> [The exercise] Your task is to copy the material exactly.
— START Extracted material —
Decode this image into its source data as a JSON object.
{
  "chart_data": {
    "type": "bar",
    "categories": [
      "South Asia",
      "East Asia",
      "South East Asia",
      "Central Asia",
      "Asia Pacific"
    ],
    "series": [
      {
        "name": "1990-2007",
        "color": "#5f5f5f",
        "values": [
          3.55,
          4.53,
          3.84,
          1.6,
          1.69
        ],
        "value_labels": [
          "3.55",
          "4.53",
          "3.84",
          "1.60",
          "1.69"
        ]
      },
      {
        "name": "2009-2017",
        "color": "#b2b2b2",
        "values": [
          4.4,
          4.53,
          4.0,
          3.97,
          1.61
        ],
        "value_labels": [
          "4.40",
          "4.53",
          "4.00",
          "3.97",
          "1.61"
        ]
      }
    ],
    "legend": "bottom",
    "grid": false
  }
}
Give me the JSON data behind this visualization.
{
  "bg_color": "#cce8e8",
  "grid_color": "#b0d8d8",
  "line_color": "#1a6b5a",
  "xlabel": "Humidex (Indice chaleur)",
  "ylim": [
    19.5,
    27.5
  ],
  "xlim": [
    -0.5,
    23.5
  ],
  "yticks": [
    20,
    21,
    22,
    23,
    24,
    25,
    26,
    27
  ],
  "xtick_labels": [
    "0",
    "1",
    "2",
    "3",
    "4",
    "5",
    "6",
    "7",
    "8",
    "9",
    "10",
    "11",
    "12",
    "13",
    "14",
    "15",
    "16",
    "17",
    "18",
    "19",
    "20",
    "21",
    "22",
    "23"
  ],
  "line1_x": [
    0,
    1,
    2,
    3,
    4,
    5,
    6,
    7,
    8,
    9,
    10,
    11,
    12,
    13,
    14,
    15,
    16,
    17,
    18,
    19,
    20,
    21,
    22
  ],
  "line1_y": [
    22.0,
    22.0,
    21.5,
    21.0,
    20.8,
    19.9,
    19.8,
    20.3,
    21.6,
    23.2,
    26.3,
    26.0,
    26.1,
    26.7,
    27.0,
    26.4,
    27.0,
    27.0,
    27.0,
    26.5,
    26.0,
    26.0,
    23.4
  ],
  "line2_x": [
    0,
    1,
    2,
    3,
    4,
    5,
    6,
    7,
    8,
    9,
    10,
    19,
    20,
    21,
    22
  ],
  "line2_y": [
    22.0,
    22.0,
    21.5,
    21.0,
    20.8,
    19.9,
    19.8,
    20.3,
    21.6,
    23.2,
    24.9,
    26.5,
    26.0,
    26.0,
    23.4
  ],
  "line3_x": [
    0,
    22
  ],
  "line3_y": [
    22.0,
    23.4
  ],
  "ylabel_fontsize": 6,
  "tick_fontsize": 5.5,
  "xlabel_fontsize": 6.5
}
— END Extracted material —
> [Finished task]
Decode this image into its source data as a JSON object.
{
  "chart_data": {
    "type": "bar",
    "categories": [
      "South Asia",
      "East Asia",
      "South East Asia",
      "Central Asia",
      "Asia Pacific"
    ],
    "series": [
      {
        "name": "1990-2007",
        "color": "#5f5f5f",
        "values": [
          3.55,
          4.53,
          3.84,
          1.6,
          1.69
        ],
        "value_labels": [
          "3.55",
          "4.53",
          "3.84",
          "1.60",
          "1.69"
        ]
      },
      {
        "name": "2009-2017",
        "color": "#b2b2b2",
        "values": [
          4.4,
          4.53,
          4.0,
          3.97,
          1.61
        ],
        "value_labels": [
          "4.40",
          "4.53",
          "4.00",
          "3.97",
          "1.61"
        ]
      }
    ],
    "legend": "bottom",
    "grid": false
  }
}
Give me the JSON data behind this visualization.
{
  "bg_color": "#cce8e8",
  "grid_color": "#b0d8d8",
  "line_color": "#1a6b5a",
  "xlabel": "Humidex (Indice chaleur)",
  "ylim": [
    19.5,
    27.5
  ],
  "xlim": [
    -0.5,
    23.5
  ],
  "yticks": [
    20,
    21,
    22,
    23,
    24,
    25,
    26,
    27
  ],
  "xtick_labels": [
    "0",
    "1",
    "2",
    "3",
    "4",
    "5",
    "6",
    "7",
    "8",
    "9",
    "10",
    "11",
    "12",
    "13",
    "14",
    "15",
    "16",
    "17",
    "18",
    "19",
    "20",
    "21",
    "22",
    "23"
  ],
  "line1_x": [
    0,
    1,
    2,
    3,
    4,
    5,
    6,
    7,
    8,
    9,
    10,
    11,
    12,
    13,
    14,
    15,
    16,
    17,
    18,
    19,
    20,
    21,
    22
  ],
  "line1_y": [
    22.0,
    22.0,
    21.5,
    21.0,
    20.8,
    19.9,
    19.8,
    20.3,
    21.6,
    23.2,
    26.3,
    26.0,
    26.1,
    26.7,
    27.0,
    26.4,
    27.0,
    27.0,
    27.0,
    26.5,
    26.0,
    26.0,
    23.4
  ],
  "line2_x": [
    0,
    1,
    2,
    3,
    4,
    5,
    6,
    7,
    8,
    9,
    10,
    19,
    20,
    21,
    22
  ],
  "line2_y": [
    22.0,
    22.0,
    21.5,
    21.0,
    20.8,
    19.9,
    19.8,
    20.3,
    21.6,
    23.2,
    24.9,
    26.5,
    26.0,
    26.0,
    23.4
  ],
  "line3_x": [
    0,
    22
  ],
  "line3_y": [
    22.0,
    23.4
  ],
  "ylabel_fontsize": 6,
  "tick_fontsize": 5.5,
  "xlabel_fontsize": 6.5
}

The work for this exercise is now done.